EXERCISE OBJECTIVE: With pictures omitted, copy exactly the lines from the one containing "Extract the chart's" through the end of the records below.

Data extracted from a collection:
------------------------------------------------
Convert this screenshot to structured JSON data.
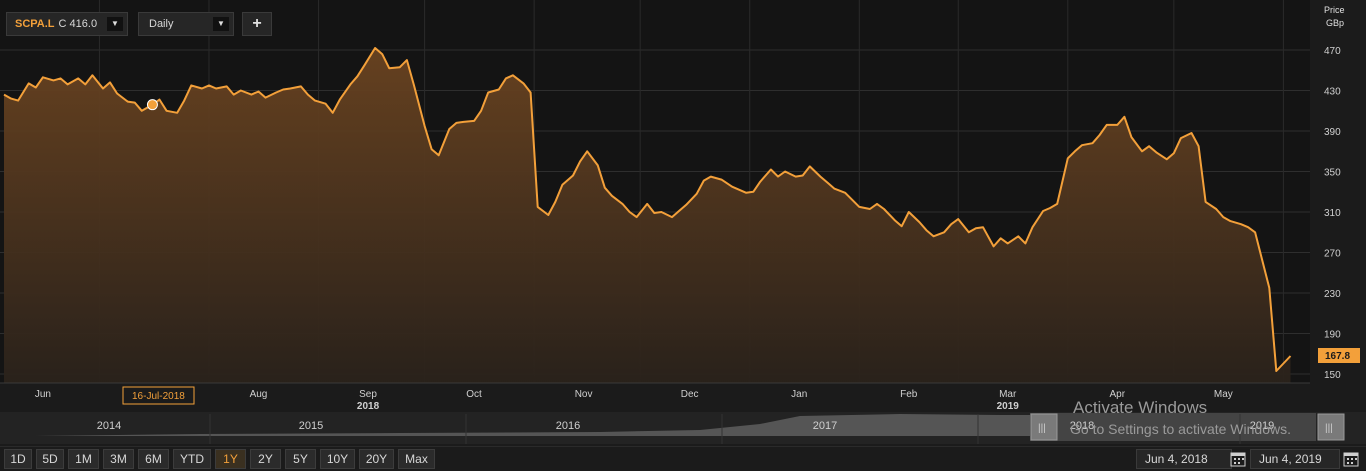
{
  "toolbar": {
    "ticker": "SCPA.L",
    "quote": "C 416.0",
    "interval": "Daily",
    "add_label": "+"
  },
  "price_header": {
    "line1": "Price",
    "line2": "GBp"
  },
  "cursor_date": "16-Jul-2018",
  "last_price_label": "167.8",
  "colors": {
    "line": "#f3a03a",
    "accent": "#f3a03a",
    "background": "#1b1b1b"
  },
  "chart_data": {
    "type": "area",
    "ylabel": "Price GBp",
    "ylim": [
      150,
      470
    ],
    "yticks": [
      470,
      430,
      390,
      350,
      310,
      270,
      230,
      190,
      150
    ],
    "grid": true,
    "xticks": [
      {
        "label": "Jun",
        "sub": ""
      },
      {
        "label": "Jul",
        "sub": ""
      },
      {
        "label": "Aug",
        "sub": ""
      },
      {
        "label": "Sep",
        "sub": "2018"
      },
      {
        "label": "Oct",
        "sub": ""
      },
      {
        "label": "Nov",
        "sub": ""
      },
      {
        "label": "Dec",
        "sub": ""
      },
      {
        "label": "Jan",
        "sub": ""
      },
      {
        "label": "Feb",
        "sub": ""
      },
      {
        "label": "Mar",
        "sub": "2019"
      },
      {
        "label": "Apr",
        "sub": ""
      },
      {
        "label": "May",
        "sub": ""
      }
    ],
    "x_range": [
      "2018-06-04",
      "2019-06-04"
    ],
    "series": [
      {
        "values": [
          [
            "2018-06-04",
            426
          ],
          [
            "2018-06-06",
            422
          ],
          [
            "2018-06-08",
            420
          ],
          [
            "2018-06-11",
            437
          ],
          [
            "2018-06-13",
            433
          ],
          [
            "2018-06-15",
            443
          ],
          [
            "2018-06-18",
            440
          ],
          [
            "2018-06-20",
            442
          ],
          [
            "2018-06-22",
            436
          ],
          [
            "2018-06-25",
            442
          ],
          [
            "2018-06-27",
            436
          ],
          [
            "2018-06-29",
            445
          ],
          [
            "2018-07-02",
            432
          ],
          [
            "2018-07-04",
            438
          ],
          [
            "2018-07-06",
            427
          ],
          [
            "2018-07-09",
            419
          ],
          [
            "2018-07-11",
            418
          ],
          [
            "2018-07-13",
            410
          ],
          [
            "2018-07-16",
            416
          ],
          [
            "2018-07-18",
            421
          ],
          [
            "2018-07-20",
            410
          ],
          [
            "2018-07-23",
            408
          ],
          [
            "2018-07-25",
            420
          ],
          [
            "2018-07-27",
            435
          ],
          [
            "2018-07-30",
            432
          ],
          [
            "2018-08-01",
            435
          ],
          [
            "2018-08-03",
            432
          ],
          [
            "2018-08-06",
            434
          ],
          [
            "2018-08-08",
            426
          ],
          [
            "2018-08-10",
            430
          ],
          [
            "2018-08-13",
            426
          ],
          [
            "2018-08-15",
            429
          ],
          [
            "2018-08-17",
            423
          ],
          [
            "2018-08-20",
            428
          ],
          [
            "2018-08-22",
            431
          ],
          [
            "2018-08-24",
            432
          ],
          [
            "2018-08-27",
            434
          ],
          [
            "2018-08-29",
            426
          ],
          [
            "2018-08-31",
            420
          ],
          [
            "2018-09-03",
            417
          ],
          [
            "2018-09-05",
            408
          ],
          [
            "2018-09-07",
            421
          ],
          [
            "2018-09-10",
            436
          ],
          [
            "2018-09-12",
            444
          ],
          [
            "2018-09-14",
            455
          ],
          [
            "2018-09-17",
            472
          ],
          [
            "2018-09-19",
            466
          ],
          [
            "2018-09-21",
            452
          ],
          [
            "2018-09-24",
            453
          ],
          [
            "2018-09-26",
            460
          ],
          [
            "2018-09-28",
            435
          ],
          [
            "2018-10-01",
            395
          ],
          [
            "2018-10-03",
            372
          ],
          [
            "2018-10-05",
            366
          ],
          [
            "2018-10-08",
            392
          ],
          [
            "2018-10-10",
            398
          ],
          [
            "2018-10-12",
            399
          ],
          [
            "2018-10-15",
            400
          ],
          [
            "2018-10-17",
            410
          ],
          [
            "2018-10-19",
            428
          ],
          [
            "2018-10-22",
            431
          ],
          [
            "2018-10-24",
            442
          ],
          [
            "2018-10-26",
            445
          ],
          [
            "2018-10-29",
            437
          ],
          [
            "2018-10-31",
            428
          ],
          [
            "2018-11-02",
            315
          ],
          [
            "2018-11-05",
            307
          ],
          [
            "2018-11-07",
            320
          ],
          [
            "2018-11-09",
            337
          ],
          [
            "2018-11-12",
            346
          ],
          [
            "2018-11-14",
            360
          ],
          [
            "2018-11-16",
            370
          ],
          [
            "2018-11-19",
            356
          ],
          [
            "2018-11-21",
            334
          ],
          [
            "2018-11-23",
            326
          ],
          [
            "2018-11-26",
            318
          ],
          [
            "2018-11-28",
            310
          ],
          [
            "2018-11-30",
            305
          ],
          [
            "2018-12-03",
            318
          ],
          [
            "2018-12-05",
            309
          ],
          [
            "2018-12-07",
            310
          ],
          [
            "2018-12-10",
            305
          ],
          [
            "2018-12-12",
            311
          ],
          [
            "2018-12-14",
            317
          ],
          [
            "2018-12-17",
            328
          ],
          [
            "2018-12-19",
            341
          ],
          [
            "2018-12-21",
            345
          ],
          [
            "2018-12-24",
            342
          ],
          [
            "2018-12-27",
            335
          ],
          [
            "2018-12-31",
            329
          ],
          [
            "2019-01-02",
            330
          ],
          [
            "2019-01-04",
            340
          ],
          [
            "2019-01-07",
            352
          ],
          [
            "2019-01-09",
            345
          ],
          [
            "2019-01-11",
            350
          ],
          [
            "2019-01-14",
            345
          ],
          [
            "2019-01-16",
            346
          ],
          [
            "2019-01-18",
            355
          ],
          [
            "2019-01-21",
            345
          ],
          [
            "2019-01-23",
            339
          ],
          [
            "2019-01-25",
            333
          ],
          [
            "2019-01-28",
            329
          ],
          [
            "2019-01-30",
            322
          ],
          [
            "2019-02-01",
            315
          ],
          [
            "2019-02-04",
            313
          ],
          [
            "2019-02-06",
            318
          ],
          [
            "2019-02-08",
            313
          ],
          [
            "2019-02-11",
            302
          ],
          [
            "2019-02-13",
            296
          ],
          [
            "2019-02-15",
            310
          ],
          [
            "2019-02-18",
            300
          ],
          [
            "2019-02-20",
            292
          ],
          [
            "2019-02-22",
            286
          ],
          [
            "2019-02-25",
            290
          ],
          [
            "2019-02-27",
            298
          ],
          [
            "2019-03-01",
            303
          ],
          [
            "2019-03-04",
            290
          ],
          [
            "2019-03-06",
            294
          ],
          [
            "2019-03-08",
            295
          ],
          [
            "2019-03-11",
            276
          ],
          [
            "2019-03-13",
            284
          ],
          [
            "2019-03-15",
            279
          ],
          [
            "2019-03-18",
            286
          ],
          [
            "2019-03-20",
            279
          ],
          [
            "2019-03-22",
            295
          ],
          [
            "2019-03-25",
            311
          ],
          [
            "2019-03-27",
            314
          ],
          [
            "2019-03-29",
            318
          ],
          [
            "2019-04-01",
            363
          ],
          [
            "2019-04-03",
            370
          ],
          [
            "2019-04-05",
            376
          ],
          [
            "2019-04-08",
            378
          ],
          [
            "2019-04-10",
            386
          ],
          [
            "2019-04-12",
            396
          ],
          [
            "2019-04-15",
            396
          ],
          [
            "2019-04-17",
            404
          ],
          [
            "2019-04-19",
            384
          ],
          [
            "2019-04-22",
            370
          ],
          [
            "2019-04-24",
            375
          ],
          [
            "2019-04-26",
            369
          ],
          [
            "2019-04-29",
            362
          ],
          [
            "2019-05-01",
            368
          ],
          [
            "2019-05-03",
            383
          ],
          [
            "2019-05-06",
            388
          ],
          [
            "2019-05-08",
            375
          ],
          [
            "2019-05-10",
            320
          ],
          [
            "2019-05-13",
            313
          ],
          [
            "2019-05-15",
            305
          ],
          [
            "2019-05-17",
            301
          ],
          [
            "2019-05-20",
            298
          ],
          [
            "2019-05-22",
            295
          ],
          [
            "2019-05-24",
            290
          ],
          [
            "2019-05-28",
            235
          ],
          [
            "2019-05-30",
            153
          ],
          [
            "2019-06-03",
            167.8
          ]
        ]
      }
    ],
    "marker": {
      "date": "2018-07-16",
      "value": 416
    }
  },
  "navigator": {
    "years": [
      "2014",
      "2015",
      "2016",
      "2017",
      "2018",
      "2019"
    ]
  },
  "ranges": [
    "1D",
    "5D",
    "1M",
    "3M",
    "6M",
    "YTD",
    "1Y",
    "2Y",
    "5Y",
    "10Y",
    "20Y",
    "Max"
  ],
  "active_range": "1Y",
  "date_from": "Jun 4, 2018",
  "date_to": "Jun 4, 2019",
  "watermark": {
    "title": "Activate Windows",
    "subtitle": "Go to Settings to activate Windows."
  }
}
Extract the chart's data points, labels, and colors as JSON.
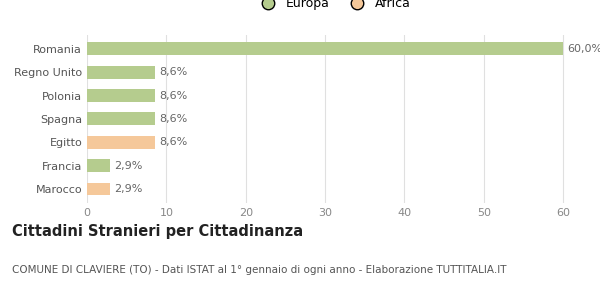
{
  "categories": [
    "Marocco",
    "Francia",
    "Egitto",
    "Spagna",
    "Polonia",
    "Regno Unito",
    "Romania"
  ],
  "values": [
    2.9,
    2.9,
    8.6,
    8.6,
    8.6,
    8.6,
    60.0
  ],
  "colors": [
    "#f5c89a",
    "#b5cc8e",
    "#f5c89a",
    "#b5cc8e",
    "#b5cc8e",
    "#b5cc8e",
    "#b5cc8e"
  ],
  "labels": [
    "2,9%",
    "2,9%",
    "8,6%",
    "8,6%",
    "8,6%",
    "8,6%",
    "60,0%"
  ],
  "xlim": [
    0,
    62
  ],
  "xticks": [
    0,
    10,
    20,
    30,
    40,
    50,
    60
  ],
  "legend_items": [
    {
      "label": "Europa",
      "color": "#b5cc8e"
    },
    {
      "label": "Africa",
      "color": "#f5c89a"
    }
  ],
  "title": "Cittadini Stranieri per Cittadinanza",
  "subtitle": "COMUNE DI CLAVIERE (TO) - Dati ISTAT al 1° gennaio di ogni anno - Elaborazione TUTTITALIA.IT",
  "background_color": "#ffffff",
  "grid_color": "#e0e0e0",
  "bar_height": 0.55,
  "label_fontsize": 8,
  "ytick_fontsize": 8,
  "xtick_fontsize": 8,
  "title_fontsize": 10.5,
  "subtitle_fontsize": 7.5
}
------------------------------------------------
SOLUTION BELOW:
Extract the chart's data points, labels, and colors as JSON.
{
  "categories": [
    "Marocco",
    "Francia",
    "Egitto",
    "Spagna",
    "Polonia",
    "Regno Unito",
    "Romania"
  ],
  "values": [
    2.9,
    2.9,
    8.6,
    8.6,
    8.6,
    8.6,
    60.0
  ],
  "colors": [
    "#f5c89a",
    "#b5cc8e",
    "#f5c89a",
    "#b5cc8e",
    "#b5cc8e",
    "#b5cc8e",
    "#b5cc8e"
  ],
  "labels": [
    "2,9%",
    "2,9%",
    "8,6%",
    "8,6%",
    "8,6%",
    "8,6%",
    "60,0%"
  ],
  "xlim": [
    0,
    62
  ],
  "xticks": [
    0,
    10,
    20,
    30,
    40,
    50,
    60
  ],
  "legend_items": [
    {
      "label": "Europa",
      "color": "#b5cc8e"
    },
    {
      "label": "Africa",
      "color": "#f5c89a"
    }
  ],
  "title": "Cittadini Stranieri per Cittadinanza",
  "subtitle": "COMUNE DI CLAVIERE (TO) - Dati ISTAT al 1° gennaio di ogni anno - Elaborazione TUTTITALIA.IT",
  "background_color": "#ffffff",
  "grid_color": "#e0e0e0",
  "bar_height": 0.55,
  "label_fontsize": 8,
  "ytick_fontsize": 8,
  "xtick_fontsize": 8,
  "title_fontsize": 10.5,
  "subtitle_fontsize": 7.5
}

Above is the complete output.